_EXERCISE_
Find every line in the records below that contains the word "JSON", and copy each such line.

— START OF RECORDS FOR THE EXERCISE —

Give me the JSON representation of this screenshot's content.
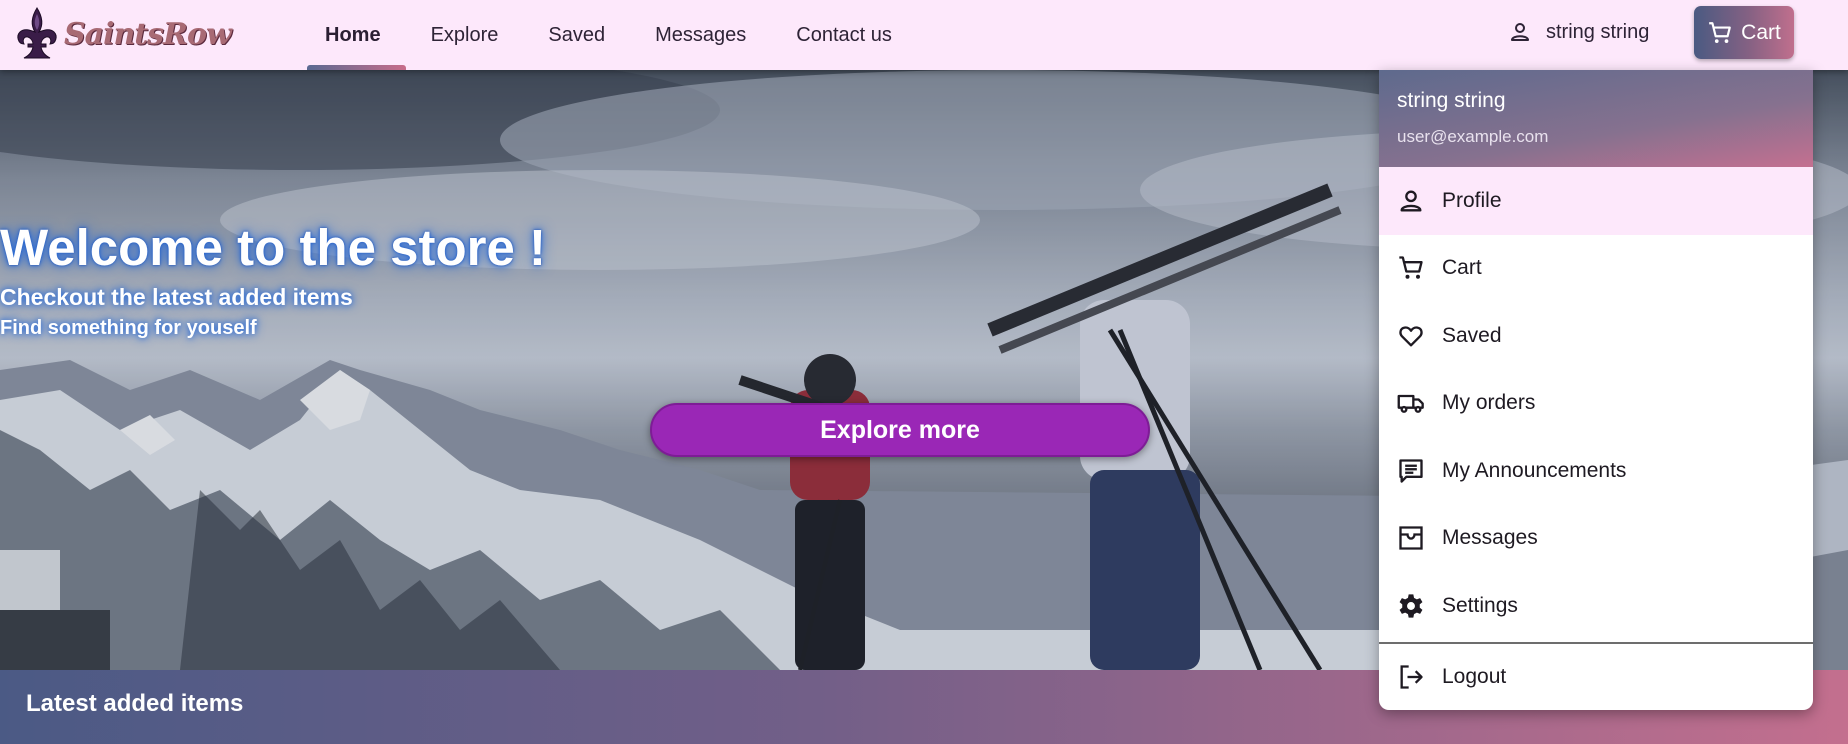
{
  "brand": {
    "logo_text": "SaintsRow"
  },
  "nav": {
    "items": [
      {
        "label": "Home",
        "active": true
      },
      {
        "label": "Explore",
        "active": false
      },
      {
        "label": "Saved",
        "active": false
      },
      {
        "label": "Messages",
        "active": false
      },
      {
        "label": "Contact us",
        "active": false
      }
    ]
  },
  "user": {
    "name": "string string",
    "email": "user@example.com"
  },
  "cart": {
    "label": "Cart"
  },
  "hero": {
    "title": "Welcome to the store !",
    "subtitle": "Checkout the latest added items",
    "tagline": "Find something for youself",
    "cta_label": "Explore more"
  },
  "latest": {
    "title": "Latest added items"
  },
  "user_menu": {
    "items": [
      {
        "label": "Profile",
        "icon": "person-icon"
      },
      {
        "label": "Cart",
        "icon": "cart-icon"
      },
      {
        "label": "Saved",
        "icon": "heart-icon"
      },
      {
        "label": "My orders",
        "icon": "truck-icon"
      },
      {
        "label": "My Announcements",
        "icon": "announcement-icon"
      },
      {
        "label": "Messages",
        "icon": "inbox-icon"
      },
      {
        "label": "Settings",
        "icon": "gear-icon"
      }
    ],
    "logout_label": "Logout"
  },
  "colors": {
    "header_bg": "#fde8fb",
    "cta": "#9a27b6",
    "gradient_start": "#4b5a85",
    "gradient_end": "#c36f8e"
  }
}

— END OF RECORDS FOR THE EXERCISE —
— START OF RECORDS FOR THE EXERCISE —

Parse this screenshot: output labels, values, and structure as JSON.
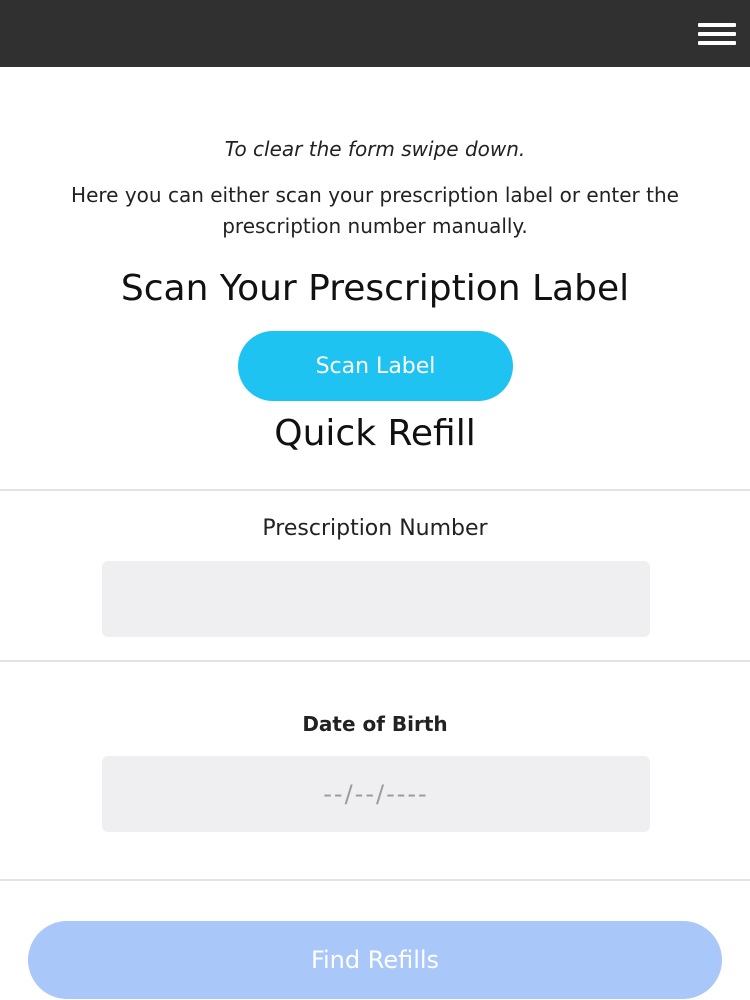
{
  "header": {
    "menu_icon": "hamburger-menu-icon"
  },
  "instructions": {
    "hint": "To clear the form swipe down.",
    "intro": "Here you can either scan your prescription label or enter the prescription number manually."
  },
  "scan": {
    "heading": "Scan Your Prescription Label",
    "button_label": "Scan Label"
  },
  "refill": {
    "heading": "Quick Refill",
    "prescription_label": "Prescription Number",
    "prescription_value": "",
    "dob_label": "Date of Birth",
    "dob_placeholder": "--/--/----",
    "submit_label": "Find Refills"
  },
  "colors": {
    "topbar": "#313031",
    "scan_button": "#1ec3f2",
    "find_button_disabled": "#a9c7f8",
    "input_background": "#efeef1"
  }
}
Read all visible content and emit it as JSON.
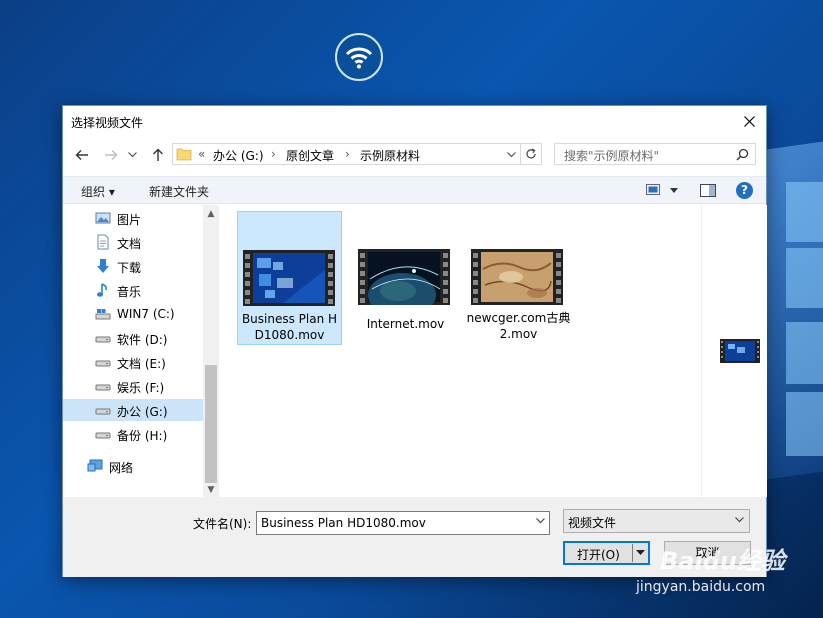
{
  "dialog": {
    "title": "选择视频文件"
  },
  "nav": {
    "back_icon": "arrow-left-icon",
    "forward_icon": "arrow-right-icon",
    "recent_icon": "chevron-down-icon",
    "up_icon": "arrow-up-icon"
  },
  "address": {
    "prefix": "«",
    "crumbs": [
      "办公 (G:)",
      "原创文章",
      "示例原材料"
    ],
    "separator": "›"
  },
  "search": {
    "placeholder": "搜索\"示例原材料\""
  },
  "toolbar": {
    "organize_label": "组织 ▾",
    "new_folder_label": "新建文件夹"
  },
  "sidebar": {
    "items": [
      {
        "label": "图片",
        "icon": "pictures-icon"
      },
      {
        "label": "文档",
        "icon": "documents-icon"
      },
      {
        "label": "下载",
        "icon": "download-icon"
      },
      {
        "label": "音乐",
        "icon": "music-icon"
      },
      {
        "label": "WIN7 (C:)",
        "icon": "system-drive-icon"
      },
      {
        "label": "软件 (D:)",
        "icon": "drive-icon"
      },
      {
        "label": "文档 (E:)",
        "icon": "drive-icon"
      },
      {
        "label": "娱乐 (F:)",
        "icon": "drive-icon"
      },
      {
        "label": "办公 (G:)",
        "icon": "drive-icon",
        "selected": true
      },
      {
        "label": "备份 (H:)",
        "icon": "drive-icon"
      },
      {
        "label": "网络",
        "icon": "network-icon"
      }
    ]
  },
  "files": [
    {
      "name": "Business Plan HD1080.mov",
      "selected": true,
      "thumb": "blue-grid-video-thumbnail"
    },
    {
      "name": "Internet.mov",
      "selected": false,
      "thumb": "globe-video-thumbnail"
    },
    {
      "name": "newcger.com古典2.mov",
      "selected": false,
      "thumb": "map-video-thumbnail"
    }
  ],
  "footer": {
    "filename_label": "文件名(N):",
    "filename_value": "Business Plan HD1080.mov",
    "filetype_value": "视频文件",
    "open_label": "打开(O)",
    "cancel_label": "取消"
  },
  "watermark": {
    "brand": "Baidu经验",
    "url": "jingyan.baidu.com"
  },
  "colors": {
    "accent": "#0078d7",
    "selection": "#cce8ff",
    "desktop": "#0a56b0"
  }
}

— END OF RECORDS FOR THE EXERCISE —

_WORKED SOLUTION_
Give me the JSON representation of this screenshot's content.
Parse this screenshot: output labels, values, and structure as JSON.
Read all visible content and emit it as JSON.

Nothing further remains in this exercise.